_DIRECTION_:
Are you able to quote each entry exactly as written?

_RECORDS FOR PROCESSING_:

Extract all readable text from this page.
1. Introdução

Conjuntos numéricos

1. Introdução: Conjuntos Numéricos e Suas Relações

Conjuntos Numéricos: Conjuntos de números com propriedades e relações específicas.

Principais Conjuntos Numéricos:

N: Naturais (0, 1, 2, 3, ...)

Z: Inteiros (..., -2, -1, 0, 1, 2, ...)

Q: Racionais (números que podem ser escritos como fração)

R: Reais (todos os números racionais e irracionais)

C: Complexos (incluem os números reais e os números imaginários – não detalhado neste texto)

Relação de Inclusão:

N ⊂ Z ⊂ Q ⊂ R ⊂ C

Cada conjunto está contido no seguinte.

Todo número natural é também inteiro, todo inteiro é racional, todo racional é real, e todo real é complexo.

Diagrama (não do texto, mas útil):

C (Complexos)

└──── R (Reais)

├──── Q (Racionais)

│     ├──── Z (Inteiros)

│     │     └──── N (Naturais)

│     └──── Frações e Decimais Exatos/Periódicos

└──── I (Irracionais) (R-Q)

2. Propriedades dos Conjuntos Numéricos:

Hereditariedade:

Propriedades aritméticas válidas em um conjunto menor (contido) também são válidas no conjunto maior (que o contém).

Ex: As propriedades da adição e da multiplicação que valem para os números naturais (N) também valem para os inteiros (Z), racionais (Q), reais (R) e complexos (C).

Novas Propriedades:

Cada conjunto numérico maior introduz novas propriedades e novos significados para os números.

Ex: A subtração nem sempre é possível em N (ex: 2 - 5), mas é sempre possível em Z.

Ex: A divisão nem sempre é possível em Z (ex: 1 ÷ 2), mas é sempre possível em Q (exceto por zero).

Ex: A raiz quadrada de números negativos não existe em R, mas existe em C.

_THE COMPLETED TASK_:
Extract all readable text from this page.
1. Introdução

Conjuntos numéricos

1. Introdução: Conjuntos Numéricos e Suas Relações

Conjuntos Numéricos: Conjuntos de números com propriedades e relações específicas.

Principais Conjuntos Numéricos:

N: Naturais (0, 1, 2, 3, ...)

Z: Inteiros (..., -2, -1, 0, 1, 2, ...)

Q: Racionais (números que podem ser escritos como fração)

R: Reais (todos os números racionais e irracionais)

C: Complexos (incluem os números reais e os números imaginários – não detalhado neste texto)

Relação de Inclusão:

N ⊂ Z ⊂ Q ⊂ R ⊂ C

Cada conjunto está contido no seguinte.

Todo número natural é também inteiro, todo inteiro é racional, todo racional é real, e todo real é complexo.

Diagrama (não do texto, mas útil):

C (Complexos)

└──── R (Reais)

├──── Q (Racionais)

│     ├──── Z (Inteiros)

│     │     └──── N (Naturais)

│     └──── Frações e Decimais Exatos/Periódicos

└──── I (Irracionais) (R-Q)

2. Propriedades dos Conjuntos Numéricos:

Hereditariedade:

Propriedades aritméticas válidas em um conjunto menor (contido) também são válidas no conjunto maior (que o contém).

Ex: As propriedades da adição e da multiplicação que valem para os números naturais (N) também valem para os inteiros (Z), racionais (Q), reais (R) e complexos (C).

Novas Propriedades:

Cada conjunto numérico maior introduz novas propriedades e novos significados para os números.

Ex: A subtração nem sempre é possível em N (ex: 2 - 5), mas é sempre possível em Z.

Ex: A divisão nem sempre é possível em Z (ex: 1 ÷ 2), mas é sempre possível em Q (exceto por zero).

Ex: A raiz quadrada de números negativos não existe em R, mas existe em C.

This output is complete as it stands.